● Data records
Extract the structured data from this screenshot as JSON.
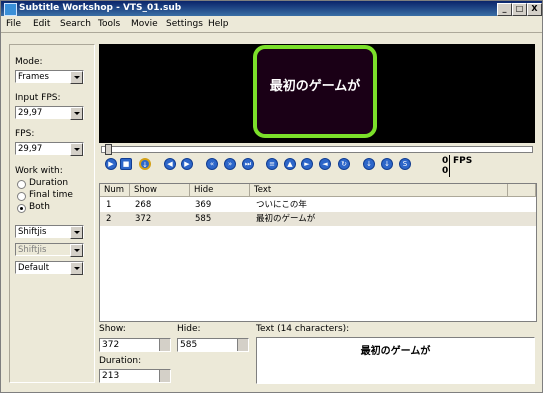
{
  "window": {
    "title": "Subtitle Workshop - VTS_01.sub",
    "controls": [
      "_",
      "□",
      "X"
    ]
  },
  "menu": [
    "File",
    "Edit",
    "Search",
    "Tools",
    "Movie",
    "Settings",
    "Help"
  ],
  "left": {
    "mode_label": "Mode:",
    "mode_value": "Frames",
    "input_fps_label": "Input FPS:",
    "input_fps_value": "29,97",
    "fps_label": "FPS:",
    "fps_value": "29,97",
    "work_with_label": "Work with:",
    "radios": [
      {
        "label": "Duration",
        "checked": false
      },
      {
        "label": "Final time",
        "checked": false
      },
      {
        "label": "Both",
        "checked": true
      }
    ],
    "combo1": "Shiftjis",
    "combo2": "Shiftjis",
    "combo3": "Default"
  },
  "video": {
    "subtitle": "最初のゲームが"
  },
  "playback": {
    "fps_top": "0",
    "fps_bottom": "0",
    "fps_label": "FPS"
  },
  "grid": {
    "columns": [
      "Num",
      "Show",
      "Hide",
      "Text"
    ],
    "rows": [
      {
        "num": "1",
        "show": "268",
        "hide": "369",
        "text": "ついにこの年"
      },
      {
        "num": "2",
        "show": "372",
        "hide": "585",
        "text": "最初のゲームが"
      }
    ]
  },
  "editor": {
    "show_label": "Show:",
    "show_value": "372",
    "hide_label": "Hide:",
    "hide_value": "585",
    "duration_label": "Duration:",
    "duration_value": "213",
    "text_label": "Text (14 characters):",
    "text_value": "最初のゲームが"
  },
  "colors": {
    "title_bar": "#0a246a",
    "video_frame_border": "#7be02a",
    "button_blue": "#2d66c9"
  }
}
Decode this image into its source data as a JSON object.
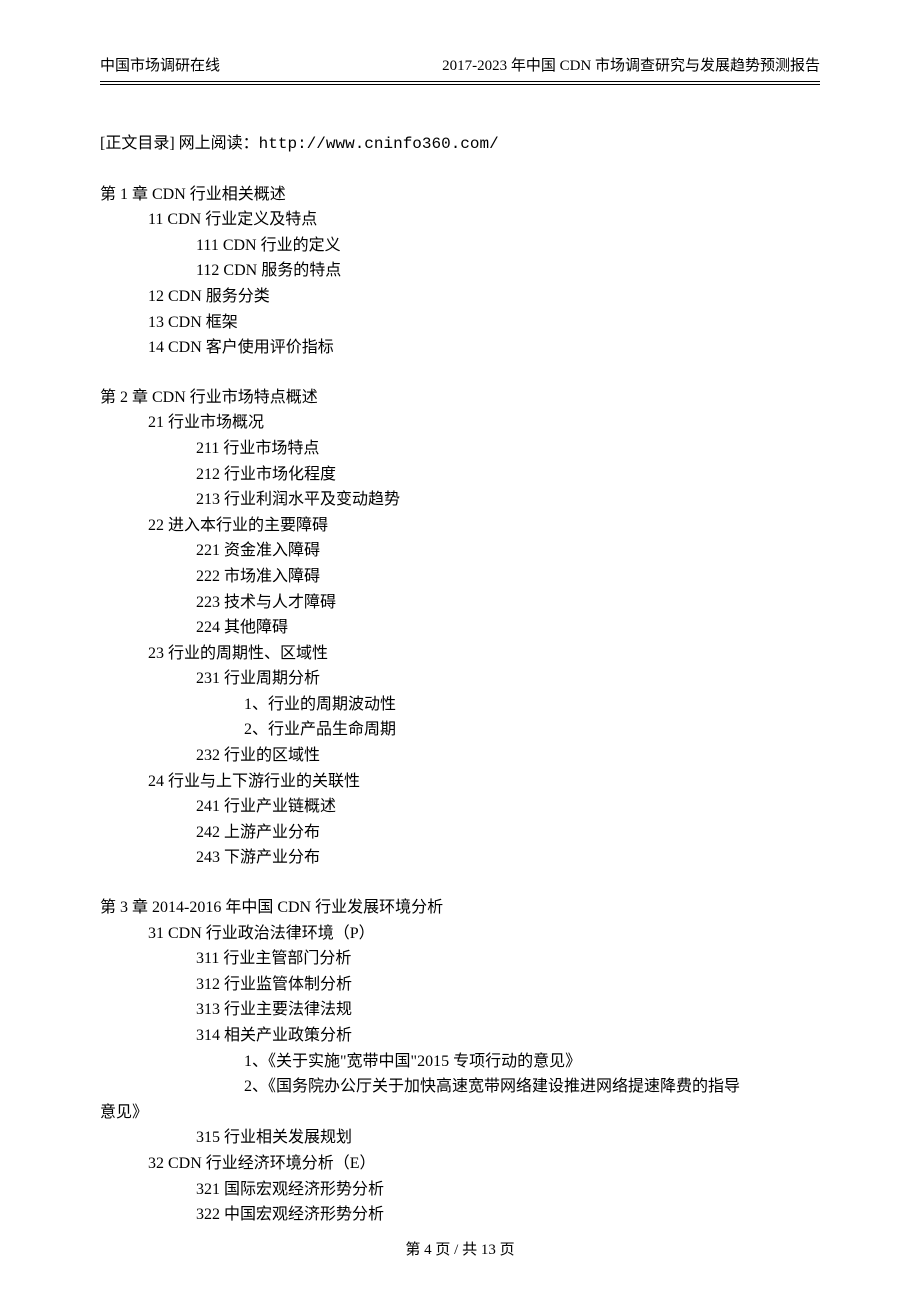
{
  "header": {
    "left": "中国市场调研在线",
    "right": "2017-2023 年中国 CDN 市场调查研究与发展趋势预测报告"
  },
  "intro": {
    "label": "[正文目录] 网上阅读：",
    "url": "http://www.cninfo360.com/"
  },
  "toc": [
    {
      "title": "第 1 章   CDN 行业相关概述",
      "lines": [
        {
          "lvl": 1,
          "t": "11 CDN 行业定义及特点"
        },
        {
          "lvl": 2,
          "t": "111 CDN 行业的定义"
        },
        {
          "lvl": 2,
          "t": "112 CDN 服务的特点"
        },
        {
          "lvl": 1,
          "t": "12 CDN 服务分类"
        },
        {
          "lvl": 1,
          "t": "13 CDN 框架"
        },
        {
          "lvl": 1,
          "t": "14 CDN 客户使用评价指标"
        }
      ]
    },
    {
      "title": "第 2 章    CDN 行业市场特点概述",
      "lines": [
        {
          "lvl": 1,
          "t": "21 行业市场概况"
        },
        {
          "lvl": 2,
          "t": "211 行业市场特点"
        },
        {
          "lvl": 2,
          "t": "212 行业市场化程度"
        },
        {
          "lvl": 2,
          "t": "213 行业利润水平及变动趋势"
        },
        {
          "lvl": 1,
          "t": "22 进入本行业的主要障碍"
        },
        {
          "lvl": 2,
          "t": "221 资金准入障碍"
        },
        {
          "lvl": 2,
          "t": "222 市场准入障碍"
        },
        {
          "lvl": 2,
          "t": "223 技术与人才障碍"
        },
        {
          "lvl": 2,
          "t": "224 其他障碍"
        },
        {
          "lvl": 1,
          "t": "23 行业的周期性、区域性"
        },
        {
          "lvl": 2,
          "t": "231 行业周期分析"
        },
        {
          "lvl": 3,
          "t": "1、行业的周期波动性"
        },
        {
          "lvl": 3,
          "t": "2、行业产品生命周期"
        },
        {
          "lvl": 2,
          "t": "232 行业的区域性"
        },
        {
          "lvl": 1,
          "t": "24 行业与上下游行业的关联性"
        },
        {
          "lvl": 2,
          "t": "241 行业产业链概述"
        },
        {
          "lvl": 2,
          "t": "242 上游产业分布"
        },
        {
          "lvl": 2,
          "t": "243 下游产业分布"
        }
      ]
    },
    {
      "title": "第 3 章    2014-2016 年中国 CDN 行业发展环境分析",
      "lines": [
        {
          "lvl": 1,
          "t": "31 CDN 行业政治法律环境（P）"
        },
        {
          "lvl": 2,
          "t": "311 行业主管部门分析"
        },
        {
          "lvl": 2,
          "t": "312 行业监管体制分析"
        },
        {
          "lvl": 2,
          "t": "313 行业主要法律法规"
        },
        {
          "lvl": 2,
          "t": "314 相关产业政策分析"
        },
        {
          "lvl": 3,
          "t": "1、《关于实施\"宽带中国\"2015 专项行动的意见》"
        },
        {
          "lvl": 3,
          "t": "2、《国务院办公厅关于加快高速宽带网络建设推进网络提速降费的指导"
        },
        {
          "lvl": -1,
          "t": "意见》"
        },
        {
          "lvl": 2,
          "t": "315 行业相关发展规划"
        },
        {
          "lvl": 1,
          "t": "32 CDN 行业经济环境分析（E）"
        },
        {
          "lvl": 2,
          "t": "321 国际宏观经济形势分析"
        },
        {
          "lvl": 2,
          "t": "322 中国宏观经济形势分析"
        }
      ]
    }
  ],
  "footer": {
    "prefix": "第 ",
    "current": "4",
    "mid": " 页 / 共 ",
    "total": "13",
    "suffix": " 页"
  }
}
--
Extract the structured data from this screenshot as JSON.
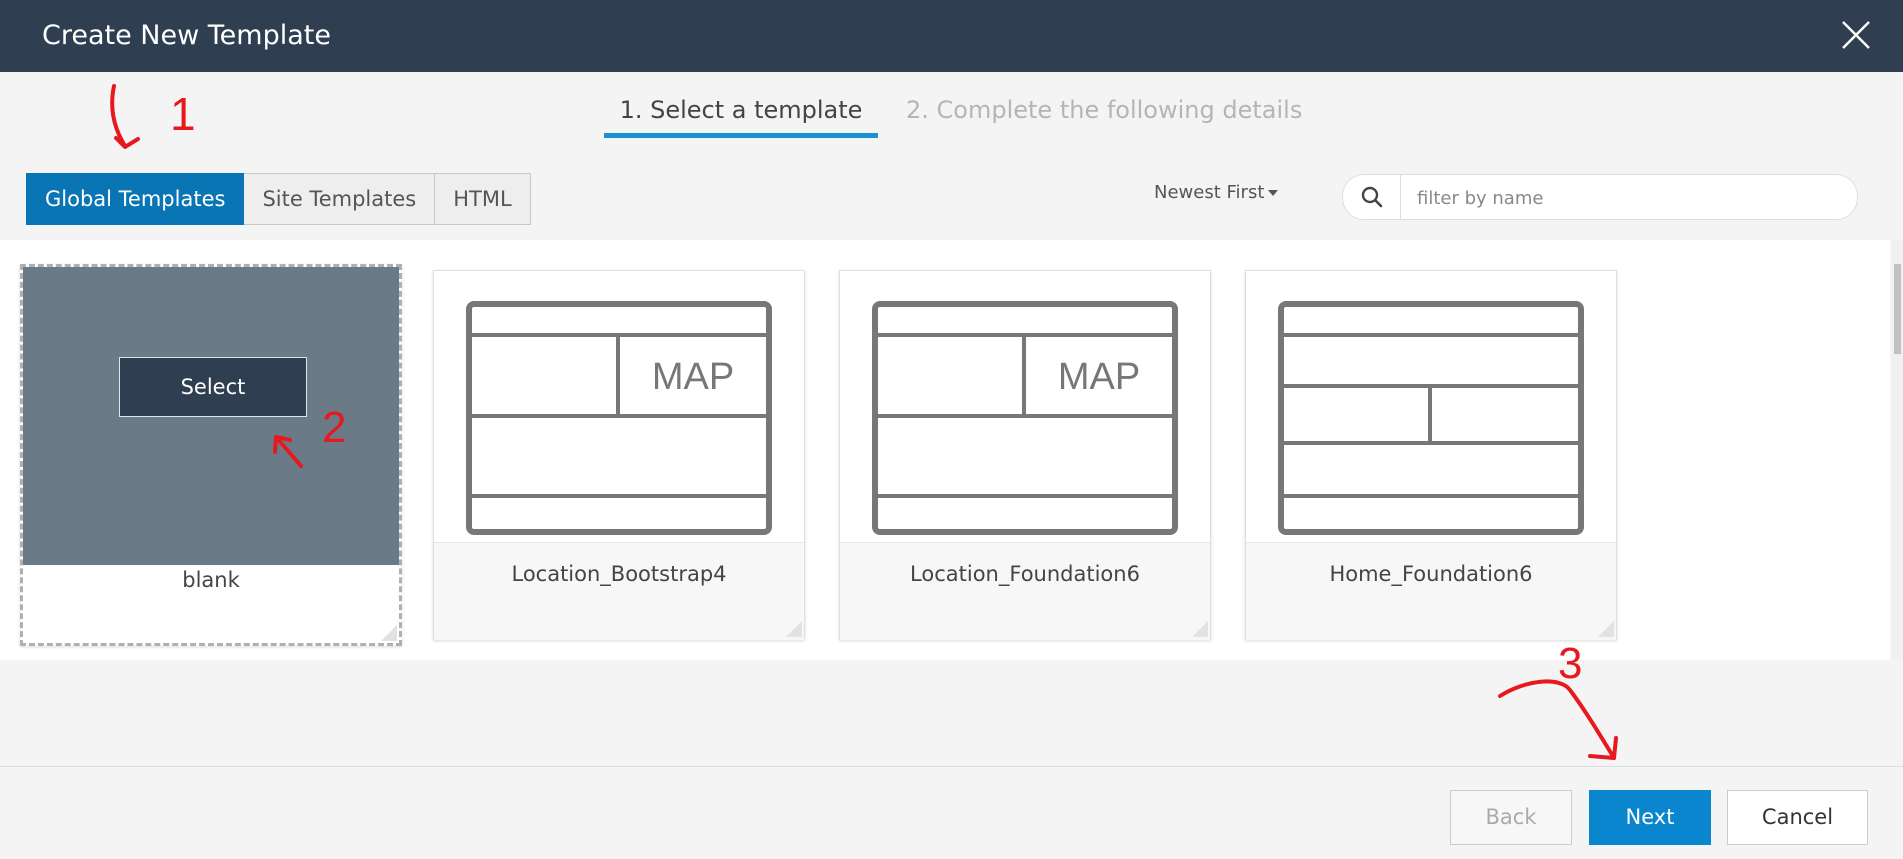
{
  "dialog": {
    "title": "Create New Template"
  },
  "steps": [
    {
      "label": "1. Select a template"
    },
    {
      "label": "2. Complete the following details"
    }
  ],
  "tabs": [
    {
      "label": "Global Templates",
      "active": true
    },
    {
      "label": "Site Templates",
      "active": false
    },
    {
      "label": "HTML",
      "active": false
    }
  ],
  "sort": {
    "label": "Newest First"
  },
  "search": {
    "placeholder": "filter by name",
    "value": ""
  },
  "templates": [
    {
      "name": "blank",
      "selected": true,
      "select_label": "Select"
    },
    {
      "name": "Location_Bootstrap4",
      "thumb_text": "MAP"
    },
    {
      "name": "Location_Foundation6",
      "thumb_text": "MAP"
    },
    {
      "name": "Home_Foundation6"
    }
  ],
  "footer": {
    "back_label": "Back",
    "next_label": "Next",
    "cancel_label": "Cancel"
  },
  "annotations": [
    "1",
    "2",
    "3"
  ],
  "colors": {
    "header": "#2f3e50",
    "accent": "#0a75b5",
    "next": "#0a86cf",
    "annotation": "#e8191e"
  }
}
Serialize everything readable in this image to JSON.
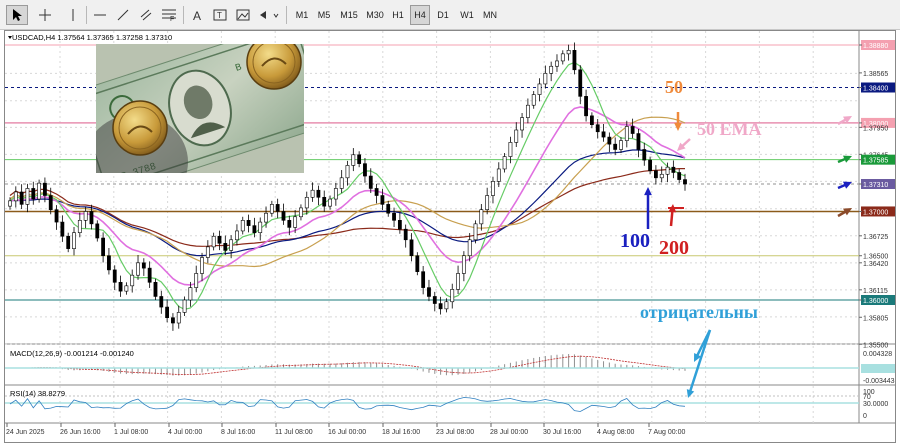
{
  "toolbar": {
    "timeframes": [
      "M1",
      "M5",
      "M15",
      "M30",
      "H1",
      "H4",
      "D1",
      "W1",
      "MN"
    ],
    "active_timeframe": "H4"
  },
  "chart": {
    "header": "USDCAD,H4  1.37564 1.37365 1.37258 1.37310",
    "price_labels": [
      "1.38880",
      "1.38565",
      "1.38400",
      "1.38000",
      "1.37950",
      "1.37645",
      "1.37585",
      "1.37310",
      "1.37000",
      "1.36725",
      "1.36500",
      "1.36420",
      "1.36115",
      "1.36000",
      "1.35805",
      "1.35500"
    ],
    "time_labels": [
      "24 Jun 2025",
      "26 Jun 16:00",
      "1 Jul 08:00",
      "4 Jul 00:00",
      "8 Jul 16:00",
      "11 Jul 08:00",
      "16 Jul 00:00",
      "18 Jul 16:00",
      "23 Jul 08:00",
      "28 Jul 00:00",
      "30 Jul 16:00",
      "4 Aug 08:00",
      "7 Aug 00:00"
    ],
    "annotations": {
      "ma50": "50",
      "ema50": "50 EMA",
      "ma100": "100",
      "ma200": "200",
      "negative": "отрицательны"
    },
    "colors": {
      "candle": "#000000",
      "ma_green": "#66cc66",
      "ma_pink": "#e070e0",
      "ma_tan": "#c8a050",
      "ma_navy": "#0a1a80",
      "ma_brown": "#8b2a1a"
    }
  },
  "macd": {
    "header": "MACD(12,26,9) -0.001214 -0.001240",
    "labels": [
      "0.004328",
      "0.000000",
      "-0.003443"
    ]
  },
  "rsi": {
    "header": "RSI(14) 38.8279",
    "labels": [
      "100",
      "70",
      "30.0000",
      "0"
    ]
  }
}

● Goal
Wherever the string "JSON" appears in the entries above, list that line.

● Full response
Extract the structured data from this screenshot as JSON.
Decode this image into its source data as a JSON object.
Extract the structured data from this screenshot as JSON.
Serialize everything readable in this image to JSON.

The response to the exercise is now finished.